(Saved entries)
▼▼▼

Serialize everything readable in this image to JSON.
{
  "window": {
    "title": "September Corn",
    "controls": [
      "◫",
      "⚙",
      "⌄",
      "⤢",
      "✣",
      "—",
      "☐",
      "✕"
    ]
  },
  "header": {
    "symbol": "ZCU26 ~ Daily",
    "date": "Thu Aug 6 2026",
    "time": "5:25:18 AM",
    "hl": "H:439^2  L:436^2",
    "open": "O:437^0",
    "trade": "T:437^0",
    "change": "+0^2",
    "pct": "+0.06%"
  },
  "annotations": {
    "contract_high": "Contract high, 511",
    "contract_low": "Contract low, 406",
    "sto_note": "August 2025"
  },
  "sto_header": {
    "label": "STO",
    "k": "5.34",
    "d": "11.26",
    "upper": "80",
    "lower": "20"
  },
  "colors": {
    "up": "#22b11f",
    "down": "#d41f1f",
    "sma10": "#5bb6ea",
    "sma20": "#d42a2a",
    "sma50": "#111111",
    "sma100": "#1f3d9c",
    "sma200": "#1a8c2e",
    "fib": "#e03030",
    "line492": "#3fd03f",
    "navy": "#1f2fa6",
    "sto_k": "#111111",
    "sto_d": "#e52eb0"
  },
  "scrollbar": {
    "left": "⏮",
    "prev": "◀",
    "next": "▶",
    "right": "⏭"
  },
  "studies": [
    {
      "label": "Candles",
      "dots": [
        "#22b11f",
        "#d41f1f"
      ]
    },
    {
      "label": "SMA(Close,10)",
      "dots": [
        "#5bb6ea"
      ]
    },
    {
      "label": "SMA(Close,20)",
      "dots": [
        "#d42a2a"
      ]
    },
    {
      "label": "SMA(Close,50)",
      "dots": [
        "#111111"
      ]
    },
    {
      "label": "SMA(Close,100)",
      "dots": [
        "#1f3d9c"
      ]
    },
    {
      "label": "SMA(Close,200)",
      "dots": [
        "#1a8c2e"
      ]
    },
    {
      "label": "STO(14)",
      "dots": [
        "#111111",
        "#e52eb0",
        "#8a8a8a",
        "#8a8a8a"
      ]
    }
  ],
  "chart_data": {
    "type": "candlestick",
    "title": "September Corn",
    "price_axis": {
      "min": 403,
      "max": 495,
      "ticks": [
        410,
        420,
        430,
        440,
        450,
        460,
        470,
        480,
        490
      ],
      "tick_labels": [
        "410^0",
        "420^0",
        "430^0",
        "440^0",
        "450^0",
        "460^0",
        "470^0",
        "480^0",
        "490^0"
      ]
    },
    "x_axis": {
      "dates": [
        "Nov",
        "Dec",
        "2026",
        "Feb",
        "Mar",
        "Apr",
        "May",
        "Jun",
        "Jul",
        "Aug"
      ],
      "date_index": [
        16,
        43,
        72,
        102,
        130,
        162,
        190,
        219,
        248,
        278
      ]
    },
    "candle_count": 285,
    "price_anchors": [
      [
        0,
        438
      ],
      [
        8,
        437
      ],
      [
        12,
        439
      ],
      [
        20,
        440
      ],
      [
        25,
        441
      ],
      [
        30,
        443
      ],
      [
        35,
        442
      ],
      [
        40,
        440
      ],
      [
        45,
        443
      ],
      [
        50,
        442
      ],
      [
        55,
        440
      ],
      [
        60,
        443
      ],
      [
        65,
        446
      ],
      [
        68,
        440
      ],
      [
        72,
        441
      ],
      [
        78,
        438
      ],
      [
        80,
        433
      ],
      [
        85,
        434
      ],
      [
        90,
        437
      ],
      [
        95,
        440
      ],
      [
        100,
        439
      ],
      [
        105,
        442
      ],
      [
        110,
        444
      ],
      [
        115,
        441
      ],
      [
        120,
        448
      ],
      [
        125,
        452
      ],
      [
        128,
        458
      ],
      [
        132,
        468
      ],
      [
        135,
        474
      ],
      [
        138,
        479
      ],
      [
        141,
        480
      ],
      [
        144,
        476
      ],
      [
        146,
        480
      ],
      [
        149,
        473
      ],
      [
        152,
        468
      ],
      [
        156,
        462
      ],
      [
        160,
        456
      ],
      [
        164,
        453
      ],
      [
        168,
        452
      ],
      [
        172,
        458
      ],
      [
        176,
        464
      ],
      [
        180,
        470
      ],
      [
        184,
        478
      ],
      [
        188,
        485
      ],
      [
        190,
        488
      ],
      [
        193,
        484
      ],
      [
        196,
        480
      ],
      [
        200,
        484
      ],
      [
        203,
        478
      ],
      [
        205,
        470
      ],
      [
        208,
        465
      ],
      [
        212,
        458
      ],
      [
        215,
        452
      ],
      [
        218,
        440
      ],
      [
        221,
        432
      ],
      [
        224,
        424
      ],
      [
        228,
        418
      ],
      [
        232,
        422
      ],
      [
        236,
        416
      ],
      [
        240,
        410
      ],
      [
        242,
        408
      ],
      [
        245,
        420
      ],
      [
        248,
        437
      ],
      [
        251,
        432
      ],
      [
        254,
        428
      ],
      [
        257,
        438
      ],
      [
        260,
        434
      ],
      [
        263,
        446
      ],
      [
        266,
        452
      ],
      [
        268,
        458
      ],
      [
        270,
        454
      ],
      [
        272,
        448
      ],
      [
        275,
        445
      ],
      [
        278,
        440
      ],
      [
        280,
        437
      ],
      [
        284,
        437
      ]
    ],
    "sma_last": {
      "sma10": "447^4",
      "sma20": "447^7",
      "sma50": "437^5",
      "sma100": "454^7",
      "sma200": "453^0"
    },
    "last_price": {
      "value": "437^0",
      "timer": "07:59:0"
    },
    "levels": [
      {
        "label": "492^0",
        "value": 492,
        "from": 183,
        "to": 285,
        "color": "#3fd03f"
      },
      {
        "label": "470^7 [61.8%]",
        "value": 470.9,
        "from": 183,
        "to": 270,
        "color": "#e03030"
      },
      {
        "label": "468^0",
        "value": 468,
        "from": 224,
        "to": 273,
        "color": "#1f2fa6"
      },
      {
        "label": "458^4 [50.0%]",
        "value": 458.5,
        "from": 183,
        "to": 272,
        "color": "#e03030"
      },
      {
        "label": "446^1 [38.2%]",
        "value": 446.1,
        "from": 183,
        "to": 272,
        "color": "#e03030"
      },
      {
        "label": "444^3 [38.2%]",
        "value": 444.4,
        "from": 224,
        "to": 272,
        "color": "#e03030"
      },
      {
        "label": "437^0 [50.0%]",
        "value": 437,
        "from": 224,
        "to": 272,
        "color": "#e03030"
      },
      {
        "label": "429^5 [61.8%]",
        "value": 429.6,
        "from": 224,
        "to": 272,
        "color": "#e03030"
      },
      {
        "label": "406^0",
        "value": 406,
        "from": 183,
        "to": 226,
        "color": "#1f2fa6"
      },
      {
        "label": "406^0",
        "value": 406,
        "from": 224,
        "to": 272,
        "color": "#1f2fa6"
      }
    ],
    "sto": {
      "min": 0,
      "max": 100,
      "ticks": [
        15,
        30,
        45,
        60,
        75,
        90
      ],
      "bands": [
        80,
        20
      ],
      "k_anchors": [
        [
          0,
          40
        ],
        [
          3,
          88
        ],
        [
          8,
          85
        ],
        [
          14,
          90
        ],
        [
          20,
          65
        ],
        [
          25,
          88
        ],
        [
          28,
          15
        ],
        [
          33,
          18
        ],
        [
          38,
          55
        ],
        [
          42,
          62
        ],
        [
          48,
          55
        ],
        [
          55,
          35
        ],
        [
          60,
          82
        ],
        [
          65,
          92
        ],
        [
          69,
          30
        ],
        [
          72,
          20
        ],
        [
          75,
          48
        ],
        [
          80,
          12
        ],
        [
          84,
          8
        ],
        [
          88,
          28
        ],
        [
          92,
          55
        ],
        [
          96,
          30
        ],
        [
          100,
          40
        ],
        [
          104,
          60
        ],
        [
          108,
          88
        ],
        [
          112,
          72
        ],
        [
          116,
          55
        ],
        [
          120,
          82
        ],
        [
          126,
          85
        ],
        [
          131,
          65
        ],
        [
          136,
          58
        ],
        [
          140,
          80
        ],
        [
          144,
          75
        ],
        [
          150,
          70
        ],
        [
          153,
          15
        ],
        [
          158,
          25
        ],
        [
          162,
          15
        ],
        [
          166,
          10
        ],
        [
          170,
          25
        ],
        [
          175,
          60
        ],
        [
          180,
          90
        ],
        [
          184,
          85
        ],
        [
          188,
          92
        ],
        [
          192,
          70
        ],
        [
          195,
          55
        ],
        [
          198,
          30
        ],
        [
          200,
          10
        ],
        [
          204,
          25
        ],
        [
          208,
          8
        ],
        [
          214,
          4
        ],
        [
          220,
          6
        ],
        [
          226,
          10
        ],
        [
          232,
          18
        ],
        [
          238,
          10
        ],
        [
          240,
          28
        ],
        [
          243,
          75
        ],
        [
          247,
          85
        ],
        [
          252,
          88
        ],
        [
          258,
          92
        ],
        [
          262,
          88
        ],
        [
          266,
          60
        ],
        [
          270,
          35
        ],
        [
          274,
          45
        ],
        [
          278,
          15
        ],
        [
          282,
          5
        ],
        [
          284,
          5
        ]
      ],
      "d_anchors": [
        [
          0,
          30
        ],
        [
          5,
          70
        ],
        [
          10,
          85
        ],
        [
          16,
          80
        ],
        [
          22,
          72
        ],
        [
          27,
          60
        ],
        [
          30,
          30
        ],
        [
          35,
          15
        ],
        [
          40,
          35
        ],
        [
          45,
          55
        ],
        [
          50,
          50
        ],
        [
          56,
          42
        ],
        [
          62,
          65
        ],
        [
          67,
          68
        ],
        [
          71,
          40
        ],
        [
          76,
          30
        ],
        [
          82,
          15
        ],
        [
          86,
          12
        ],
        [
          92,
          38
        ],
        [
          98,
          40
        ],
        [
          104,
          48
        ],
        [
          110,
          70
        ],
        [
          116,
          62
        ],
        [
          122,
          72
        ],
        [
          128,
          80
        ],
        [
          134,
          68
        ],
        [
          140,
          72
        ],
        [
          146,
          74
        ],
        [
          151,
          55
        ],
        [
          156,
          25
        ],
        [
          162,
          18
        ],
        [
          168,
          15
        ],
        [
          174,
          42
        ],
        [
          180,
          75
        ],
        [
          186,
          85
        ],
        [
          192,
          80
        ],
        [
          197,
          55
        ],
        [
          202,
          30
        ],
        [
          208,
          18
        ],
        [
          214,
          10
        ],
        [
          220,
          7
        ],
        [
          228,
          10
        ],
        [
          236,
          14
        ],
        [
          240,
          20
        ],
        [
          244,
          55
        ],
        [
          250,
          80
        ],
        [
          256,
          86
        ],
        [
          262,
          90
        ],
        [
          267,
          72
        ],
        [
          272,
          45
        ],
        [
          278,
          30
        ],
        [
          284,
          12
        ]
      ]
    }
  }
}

▲▲▲

## Problem to solve
Track down every line with the word "Close" and copy it.

## Answer
      "label": "SMA(Close,10)",
      "label": "SMA(Close,20)",
      "label": "SMA(Close,50)",
      "label": "SMA(Close,100)",
      "label": "SMA(Close,200)",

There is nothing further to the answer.